Extract all lines that hold "CO₃²" from the records below.

— Start —

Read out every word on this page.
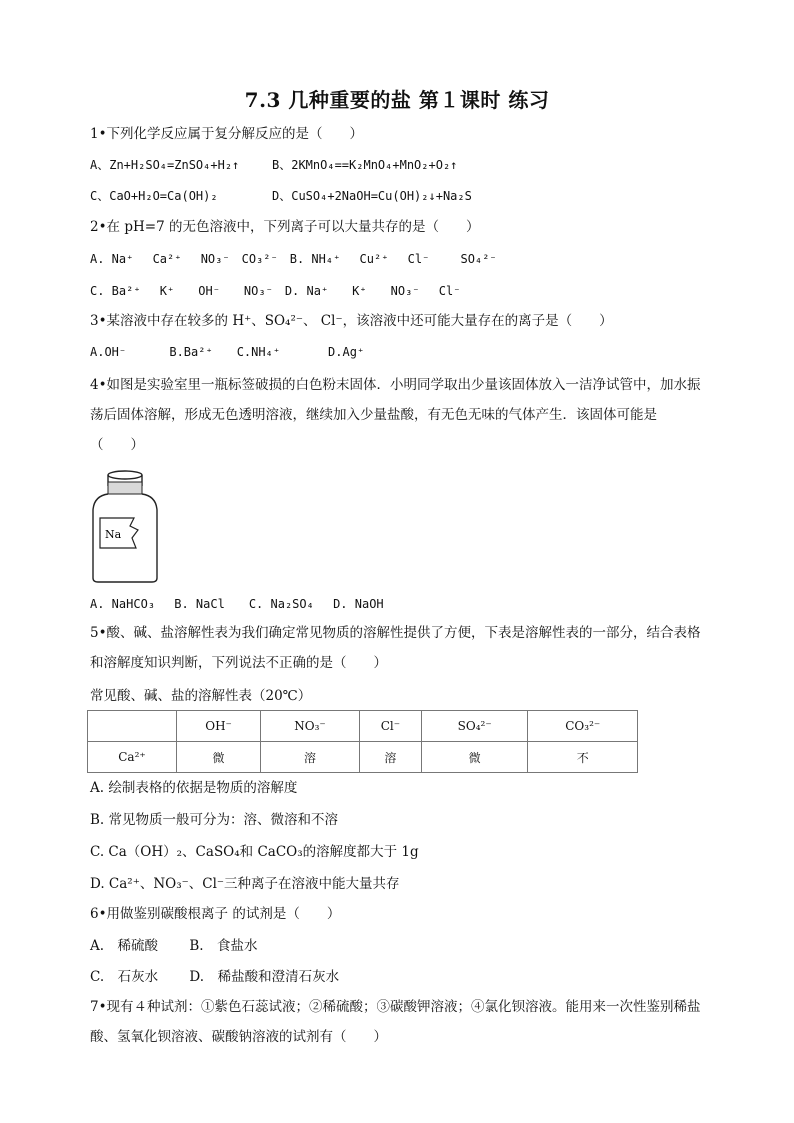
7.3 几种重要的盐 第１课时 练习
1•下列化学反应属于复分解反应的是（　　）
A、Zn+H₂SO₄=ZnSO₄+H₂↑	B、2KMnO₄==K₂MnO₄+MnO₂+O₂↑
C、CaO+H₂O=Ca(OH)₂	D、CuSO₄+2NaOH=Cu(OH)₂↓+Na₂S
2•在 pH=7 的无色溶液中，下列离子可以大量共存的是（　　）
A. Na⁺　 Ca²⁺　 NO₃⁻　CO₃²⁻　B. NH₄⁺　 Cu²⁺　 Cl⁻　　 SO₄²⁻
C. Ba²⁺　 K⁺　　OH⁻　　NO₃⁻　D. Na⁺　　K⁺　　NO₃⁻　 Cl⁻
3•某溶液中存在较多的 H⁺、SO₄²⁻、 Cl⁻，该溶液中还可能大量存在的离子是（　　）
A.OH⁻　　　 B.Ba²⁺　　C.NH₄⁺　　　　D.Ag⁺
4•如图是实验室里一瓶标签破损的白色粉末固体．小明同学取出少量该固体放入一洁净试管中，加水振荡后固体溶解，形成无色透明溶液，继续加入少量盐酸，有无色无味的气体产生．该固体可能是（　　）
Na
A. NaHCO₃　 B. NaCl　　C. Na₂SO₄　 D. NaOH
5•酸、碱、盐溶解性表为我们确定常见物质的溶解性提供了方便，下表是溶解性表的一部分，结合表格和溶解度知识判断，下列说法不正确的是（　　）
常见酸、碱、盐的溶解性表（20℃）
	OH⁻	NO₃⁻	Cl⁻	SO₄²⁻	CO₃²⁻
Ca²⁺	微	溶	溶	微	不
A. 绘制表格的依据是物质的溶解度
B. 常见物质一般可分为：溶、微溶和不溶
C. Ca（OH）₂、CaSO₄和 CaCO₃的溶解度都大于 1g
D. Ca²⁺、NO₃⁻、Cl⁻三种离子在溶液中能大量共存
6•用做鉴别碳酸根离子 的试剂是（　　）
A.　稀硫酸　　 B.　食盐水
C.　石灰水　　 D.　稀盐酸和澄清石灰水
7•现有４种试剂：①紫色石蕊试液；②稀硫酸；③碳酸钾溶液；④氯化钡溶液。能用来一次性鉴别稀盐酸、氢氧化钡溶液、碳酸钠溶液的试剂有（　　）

— End —

### Task response
A. Na⁺　 Ca²⁺　 NO₃⁻　CO₃²⁻　B. NH₄⁺　 Cu²⁺　 Cl⁻　　 SO₄²⁻
	OH⁻	NO₃⁻	Cl⁻	SO₄²⁻	CO₃²⁻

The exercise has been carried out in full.